— START —
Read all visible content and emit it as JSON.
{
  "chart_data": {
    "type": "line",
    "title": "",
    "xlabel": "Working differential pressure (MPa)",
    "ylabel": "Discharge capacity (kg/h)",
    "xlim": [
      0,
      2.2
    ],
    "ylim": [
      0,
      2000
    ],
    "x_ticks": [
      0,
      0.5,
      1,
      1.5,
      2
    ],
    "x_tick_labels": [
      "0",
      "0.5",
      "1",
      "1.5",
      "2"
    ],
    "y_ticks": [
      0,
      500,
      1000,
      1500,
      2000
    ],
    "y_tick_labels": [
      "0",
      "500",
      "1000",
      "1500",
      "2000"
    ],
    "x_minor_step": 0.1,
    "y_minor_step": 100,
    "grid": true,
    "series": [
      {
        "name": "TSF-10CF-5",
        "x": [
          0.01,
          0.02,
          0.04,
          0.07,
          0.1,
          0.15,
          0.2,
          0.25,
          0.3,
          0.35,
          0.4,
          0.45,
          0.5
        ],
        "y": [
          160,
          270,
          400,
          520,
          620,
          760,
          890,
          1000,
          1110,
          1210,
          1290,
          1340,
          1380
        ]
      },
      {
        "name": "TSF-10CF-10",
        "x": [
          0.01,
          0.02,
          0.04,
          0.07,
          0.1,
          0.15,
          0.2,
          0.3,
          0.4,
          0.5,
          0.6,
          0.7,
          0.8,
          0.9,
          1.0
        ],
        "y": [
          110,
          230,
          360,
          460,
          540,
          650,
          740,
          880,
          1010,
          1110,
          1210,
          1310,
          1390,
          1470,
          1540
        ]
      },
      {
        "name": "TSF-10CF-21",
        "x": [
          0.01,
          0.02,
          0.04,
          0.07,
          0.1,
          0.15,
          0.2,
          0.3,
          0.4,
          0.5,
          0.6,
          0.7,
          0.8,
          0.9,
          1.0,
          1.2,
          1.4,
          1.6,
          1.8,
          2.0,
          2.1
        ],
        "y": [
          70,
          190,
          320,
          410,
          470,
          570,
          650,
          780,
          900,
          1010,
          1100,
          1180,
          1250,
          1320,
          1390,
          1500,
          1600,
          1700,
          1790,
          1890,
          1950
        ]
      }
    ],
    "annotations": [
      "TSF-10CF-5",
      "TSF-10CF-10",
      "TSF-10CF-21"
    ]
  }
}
— END —
▸ **TASK DETAILS**
Extract, word for word, each line of the listing above.

▸ **RESULT**
Read all visible content and emit it as JSON.
{
  "chart_data": {
    "type": "line",
    "title": "",
    "xlabel": "Working differential pressure (MPa)",
    "ylabel": "Discharge capacity (kg/h)",
    "xlim": [
      0,
      2.2
    ],
    "ylim": [
      0,
      2000
    ],
    "x_ticks": [
      0,
      0.5,
      1,
      1.5,
      2
    ],
    "x_tick_labels": [
      "0",
      "0.5",
      "1",
      "1.5",
      "2"
    ],
    "y_ticks": [
      0,
      500,
      1000,
      1500,
      2000
    ],
    "y_tick_labels": [
      "0",
      "500",
      "1000",
      "1500",
      "2000"
    ],
    "x_minor_step": 0.1,
    "y_minor_step": 100,
    "grid": true,
    "series": [
      {
        "name": "TSF-10CF-5",
        "x": [
          0.01,
          0.02,
          0.04,
          0.07,
          0.1,
          0.15,
          0.2,
          0.25,
          0.3,
          0.35,
          0.4,
          0.45,
          0.5
        ],
        "y": [
          160,
          270,
          400,
          520,
          620,
          760,
          890,
          1000,
          1110,
          1210,
          1290,
          1340,
          1380
        ]
      },
      {
        "name": "TSF-10CF-10",
        "x": [
          0.01,
          0.02,
          0.04,
          0.07,
          0.1,
          0.15,
          0.2,
          0.3,
          0.4,
          0.5,
          0.6,
          0.7,
          0.8,
          0.9,
          1.0
        ],
        "y": [
          110,
          230,
          360,
          460,
          540,
          650,
          740,
          880,
          1010,
          1110,
          1210,
          1310,
          1390,
          1470,
          1540
        ]
      },
      {
        "name": "TSF-10CF-21",
        "x": [
          0.01,
          0.02,
          0.04,
          0.07,
          0.1,
          0.15,
          0.2,
          0.3,
          0.4,
          0.5,
          0.6,
          0.7,
          0.8,
          0.9,
          1.0,
          1.2,
          1.4,
          1.6,
          1.8,
          2.0,
          2.1
        ],
        "y": [
          70,
          190,
          320,
          410,
          470,
          570,
          650,
          780,
          900,
          1010,
          1100,
          1180,
          1250,
          1320,
          1390,
          1500,
          1600,
          1700,
          1790,
          1890,
          1950
        ]
      }
    ],
    "annotations": [
      "TSF-10CF-5",
      "TSF-10CF-10",
      "TSF-10CF-21"
    ]
  }
}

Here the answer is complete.